-- BEGIN --
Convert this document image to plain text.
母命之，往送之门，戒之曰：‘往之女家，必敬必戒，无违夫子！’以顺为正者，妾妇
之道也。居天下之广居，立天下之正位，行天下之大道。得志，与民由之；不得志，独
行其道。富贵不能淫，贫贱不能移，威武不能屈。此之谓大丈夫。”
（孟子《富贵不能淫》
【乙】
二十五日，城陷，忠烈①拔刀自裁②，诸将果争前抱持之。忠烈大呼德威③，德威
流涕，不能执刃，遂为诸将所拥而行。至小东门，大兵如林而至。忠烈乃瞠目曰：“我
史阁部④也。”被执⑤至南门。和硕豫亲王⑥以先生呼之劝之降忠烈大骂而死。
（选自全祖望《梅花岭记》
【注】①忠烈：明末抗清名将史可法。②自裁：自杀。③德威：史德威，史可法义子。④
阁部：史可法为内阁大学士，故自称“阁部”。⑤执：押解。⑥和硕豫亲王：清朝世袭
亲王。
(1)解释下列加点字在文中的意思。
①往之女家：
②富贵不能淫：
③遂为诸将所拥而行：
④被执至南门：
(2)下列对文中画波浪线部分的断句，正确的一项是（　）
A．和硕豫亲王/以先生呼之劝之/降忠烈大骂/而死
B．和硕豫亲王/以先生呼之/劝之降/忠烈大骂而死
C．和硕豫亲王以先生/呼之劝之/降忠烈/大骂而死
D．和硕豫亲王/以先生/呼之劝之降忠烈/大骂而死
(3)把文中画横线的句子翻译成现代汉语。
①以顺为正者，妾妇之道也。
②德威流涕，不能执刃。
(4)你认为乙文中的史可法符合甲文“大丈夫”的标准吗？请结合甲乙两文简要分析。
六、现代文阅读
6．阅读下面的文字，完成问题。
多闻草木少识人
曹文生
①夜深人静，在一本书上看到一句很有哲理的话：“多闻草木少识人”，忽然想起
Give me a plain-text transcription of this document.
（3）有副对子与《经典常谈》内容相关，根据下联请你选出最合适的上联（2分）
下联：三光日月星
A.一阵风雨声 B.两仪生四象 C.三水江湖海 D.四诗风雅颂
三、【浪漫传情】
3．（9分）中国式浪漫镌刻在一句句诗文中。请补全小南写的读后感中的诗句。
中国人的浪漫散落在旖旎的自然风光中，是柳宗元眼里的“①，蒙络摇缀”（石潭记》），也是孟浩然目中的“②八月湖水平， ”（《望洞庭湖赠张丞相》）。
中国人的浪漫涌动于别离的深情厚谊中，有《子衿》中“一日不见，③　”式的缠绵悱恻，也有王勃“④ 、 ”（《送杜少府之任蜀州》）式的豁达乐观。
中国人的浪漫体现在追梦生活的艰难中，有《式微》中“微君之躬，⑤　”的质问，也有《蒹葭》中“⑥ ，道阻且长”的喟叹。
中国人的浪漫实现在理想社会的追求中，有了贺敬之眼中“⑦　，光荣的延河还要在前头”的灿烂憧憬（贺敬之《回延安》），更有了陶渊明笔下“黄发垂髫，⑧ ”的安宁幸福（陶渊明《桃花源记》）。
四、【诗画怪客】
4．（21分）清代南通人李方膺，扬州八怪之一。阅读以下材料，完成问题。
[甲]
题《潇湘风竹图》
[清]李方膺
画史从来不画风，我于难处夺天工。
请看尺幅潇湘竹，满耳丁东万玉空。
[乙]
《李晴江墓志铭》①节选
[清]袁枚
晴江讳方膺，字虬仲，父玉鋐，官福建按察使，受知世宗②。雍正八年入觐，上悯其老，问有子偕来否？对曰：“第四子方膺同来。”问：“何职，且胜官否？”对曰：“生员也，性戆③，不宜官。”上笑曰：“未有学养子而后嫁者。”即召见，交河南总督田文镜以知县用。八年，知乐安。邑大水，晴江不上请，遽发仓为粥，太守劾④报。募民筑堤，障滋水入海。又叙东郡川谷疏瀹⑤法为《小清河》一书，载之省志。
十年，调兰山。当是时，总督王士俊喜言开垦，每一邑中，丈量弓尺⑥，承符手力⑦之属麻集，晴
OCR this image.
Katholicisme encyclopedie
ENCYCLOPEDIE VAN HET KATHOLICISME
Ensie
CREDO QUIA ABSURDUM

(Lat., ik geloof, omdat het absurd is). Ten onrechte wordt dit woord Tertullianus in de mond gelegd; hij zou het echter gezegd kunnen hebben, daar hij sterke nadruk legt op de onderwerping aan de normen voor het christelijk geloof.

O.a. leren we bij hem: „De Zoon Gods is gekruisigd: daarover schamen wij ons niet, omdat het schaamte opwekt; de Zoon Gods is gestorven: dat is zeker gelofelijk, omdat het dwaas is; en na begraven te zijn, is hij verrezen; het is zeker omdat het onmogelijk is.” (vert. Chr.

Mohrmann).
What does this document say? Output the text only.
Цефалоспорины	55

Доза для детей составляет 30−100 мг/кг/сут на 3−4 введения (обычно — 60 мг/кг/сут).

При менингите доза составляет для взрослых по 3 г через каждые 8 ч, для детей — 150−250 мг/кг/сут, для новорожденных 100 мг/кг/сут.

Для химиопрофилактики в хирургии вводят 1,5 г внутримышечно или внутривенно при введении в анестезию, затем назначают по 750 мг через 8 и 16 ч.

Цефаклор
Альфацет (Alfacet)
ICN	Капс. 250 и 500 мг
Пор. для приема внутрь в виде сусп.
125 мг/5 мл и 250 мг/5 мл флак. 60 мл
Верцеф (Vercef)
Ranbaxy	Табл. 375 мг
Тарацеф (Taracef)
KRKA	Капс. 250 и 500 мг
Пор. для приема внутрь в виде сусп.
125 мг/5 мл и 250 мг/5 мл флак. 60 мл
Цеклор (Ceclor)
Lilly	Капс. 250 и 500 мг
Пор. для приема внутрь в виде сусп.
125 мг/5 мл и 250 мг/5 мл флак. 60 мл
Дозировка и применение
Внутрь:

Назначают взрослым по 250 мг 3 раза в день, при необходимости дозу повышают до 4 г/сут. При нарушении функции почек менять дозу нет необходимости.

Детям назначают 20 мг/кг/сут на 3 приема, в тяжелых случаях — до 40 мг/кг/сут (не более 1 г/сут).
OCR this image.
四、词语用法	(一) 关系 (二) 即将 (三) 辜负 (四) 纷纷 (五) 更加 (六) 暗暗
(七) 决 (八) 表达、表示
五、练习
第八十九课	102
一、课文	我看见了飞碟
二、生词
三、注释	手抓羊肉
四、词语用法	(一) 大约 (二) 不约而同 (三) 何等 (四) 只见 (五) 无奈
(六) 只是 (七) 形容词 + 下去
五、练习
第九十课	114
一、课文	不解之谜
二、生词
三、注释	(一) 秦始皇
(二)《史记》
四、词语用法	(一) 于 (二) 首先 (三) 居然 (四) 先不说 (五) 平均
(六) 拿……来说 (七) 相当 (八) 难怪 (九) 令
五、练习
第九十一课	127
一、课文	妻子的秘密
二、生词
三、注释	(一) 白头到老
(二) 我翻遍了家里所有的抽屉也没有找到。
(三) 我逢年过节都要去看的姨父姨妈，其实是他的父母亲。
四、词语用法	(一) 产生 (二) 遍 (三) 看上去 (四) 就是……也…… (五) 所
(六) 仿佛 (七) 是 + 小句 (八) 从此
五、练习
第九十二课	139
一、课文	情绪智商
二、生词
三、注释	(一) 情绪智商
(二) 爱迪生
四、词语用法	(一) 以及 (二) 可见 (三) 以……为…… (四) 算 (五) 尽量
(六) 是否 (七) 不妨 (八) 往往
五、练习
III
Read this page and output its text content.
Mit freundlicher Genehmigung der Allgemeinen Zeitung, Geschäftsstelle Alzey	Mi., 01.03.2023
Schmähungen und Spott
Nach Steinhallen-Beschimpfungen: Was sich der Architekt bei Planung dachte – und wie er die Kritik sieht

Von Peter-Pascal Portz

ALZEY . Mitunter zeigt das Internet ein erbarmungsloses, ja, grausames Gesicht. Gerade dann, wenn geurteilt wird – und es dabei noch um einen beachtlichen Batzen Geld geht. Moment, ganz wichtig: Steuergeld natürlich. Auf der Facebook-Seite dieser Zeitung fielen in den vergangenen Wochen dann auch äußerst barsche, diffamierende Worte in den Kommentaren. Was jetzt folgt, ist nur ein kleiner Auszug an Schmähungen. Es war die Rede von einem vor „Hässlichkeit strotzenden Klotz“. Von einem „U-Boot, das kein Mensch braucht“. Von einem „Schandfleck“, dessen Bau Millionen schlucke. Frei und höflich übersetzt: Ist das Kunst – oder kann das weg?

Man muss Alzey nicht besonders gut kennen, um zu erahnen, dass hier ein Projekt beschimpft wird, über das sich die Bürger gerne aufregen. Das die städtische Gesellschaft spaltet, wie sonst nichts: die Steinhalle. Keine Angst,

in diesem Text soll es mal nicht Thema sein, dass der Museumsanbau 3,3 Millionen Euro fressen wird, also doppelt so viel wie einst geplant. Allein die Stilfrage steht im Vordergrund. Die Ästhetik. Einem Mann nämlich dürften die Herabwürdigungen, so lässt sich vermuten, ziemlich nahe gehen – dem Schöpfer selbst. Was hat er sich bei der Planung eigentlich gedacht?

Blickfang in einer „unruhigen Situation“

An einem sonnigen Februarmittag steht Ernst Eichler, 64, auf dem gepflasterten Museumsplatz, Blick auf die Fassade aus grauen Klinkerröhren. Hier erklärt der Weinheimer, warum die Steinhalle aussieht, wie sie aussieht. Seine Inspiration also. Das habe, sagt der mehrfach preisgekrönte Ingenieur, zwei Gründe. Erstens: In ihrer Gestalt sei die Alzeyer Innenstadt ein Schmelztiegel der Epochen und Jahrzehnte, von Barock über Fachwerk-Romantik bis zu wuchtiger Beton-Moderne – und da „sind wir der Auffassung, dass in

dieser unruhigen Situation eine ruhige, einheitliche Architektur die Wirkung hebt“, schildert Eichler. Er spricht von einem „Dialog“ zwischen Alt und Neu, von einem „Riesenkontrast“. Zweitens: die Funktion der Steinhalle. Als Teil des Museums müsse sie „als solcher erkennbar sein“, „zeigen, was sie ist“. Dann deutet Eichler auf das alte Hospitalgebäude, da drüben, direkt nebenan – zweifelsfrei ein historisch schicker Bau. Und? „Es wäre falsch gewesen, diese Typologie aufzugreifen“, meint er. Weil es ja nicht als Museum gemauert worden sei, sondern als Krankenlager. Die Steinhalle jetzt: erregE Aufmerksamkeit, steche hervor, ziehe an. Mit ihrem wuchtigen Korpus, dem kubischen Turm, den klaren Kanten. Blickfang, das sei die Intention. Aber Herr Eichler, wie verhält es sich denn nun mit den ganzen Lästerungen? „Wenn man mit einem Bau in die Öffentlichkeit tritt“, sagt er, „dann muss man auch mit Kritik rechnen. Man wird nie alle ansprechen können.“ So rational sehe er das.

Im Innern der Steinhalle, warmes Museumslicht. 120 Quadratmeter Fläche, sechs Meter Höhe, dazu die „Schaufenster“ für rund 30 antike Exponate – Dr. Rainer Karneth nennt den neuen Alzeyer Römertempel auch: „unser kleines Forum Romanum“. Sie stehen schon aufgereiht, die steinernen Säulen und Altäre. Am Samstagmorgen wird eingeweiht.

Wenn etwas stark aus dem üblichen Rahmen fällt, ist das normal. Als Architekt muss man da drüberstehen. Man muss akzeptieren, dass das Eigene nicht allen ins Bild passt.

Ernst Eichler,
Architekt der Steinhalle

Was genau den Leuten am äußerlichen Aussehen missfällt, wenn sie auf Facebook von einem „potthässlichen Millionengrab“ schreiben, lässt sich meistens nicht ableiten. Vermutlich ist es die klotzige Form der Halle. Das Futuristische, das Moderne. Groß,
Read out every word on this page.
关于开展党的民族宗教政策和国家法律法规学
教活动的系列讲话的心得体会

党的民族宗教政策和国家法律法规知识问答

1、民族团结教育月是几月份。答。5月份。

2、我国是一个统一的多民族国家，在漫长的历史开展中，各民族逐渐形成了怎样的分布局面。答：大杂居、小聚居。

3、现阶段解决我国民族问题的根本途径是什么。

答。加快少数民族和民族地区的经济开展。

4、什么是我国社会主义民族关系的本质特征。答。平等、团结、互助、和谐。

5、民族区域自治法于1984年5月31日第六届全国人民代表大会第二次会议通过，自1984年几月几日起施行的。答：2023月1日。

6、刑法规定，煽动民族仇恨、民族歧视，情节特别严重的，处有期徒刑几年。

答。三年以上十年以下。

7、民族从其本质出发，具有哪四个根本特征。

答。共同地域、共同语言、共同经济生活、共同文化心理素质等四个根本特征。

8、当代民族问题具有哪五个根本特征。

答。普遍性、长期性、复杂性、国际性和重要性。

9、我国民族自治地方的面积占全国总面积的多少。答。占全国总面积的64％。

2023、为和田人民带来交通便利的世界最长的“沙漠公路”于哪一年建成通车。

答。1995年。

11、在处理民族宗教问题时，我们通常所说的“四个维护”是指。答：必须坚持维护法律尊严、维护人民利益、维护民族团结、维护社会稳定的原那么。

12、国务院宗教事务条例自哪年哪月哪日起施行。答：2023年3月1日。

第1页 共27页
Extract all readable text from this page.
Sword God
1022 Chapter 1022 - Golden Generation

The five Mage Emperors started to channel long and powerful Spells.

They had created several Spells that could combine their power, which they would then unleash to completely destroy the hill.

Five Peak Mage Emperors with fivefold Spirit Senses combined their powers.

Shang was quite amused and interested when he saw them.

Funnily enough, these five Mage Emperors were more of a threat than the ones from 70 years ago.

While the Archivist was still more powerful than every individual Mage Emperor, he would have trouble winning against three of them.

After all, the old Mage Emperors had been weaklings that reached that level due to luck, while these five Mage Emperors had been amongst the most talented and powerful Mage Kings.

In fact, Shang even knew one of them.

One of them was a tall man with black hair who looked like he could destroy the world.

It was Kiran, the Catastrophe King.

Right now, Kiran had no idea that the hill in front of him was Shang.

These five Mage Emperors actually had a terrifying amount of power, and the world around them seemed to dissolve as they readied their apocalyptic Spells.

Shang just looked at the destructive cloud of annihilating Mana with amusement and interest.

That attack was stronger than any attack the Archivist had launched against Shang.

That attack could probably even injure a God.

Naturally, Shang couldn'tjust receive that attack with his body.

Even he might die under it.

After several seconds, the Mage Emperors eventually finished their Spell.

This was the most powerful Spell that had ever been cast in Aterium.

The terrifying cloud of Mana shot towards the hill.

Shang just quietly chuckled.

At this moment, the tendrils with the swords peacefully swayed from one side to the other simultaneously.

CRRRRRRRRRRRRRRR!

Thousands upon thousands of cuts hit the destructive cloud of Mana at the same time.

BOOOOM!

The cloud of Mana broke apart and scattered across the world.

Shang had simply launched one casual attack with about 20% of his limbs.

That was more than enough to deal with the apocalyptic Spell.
-- END --
YOUR OBJECTIVE: Compute how many lines include the string "several", then give that number by itself.

PROBLEM SOLUTION: 2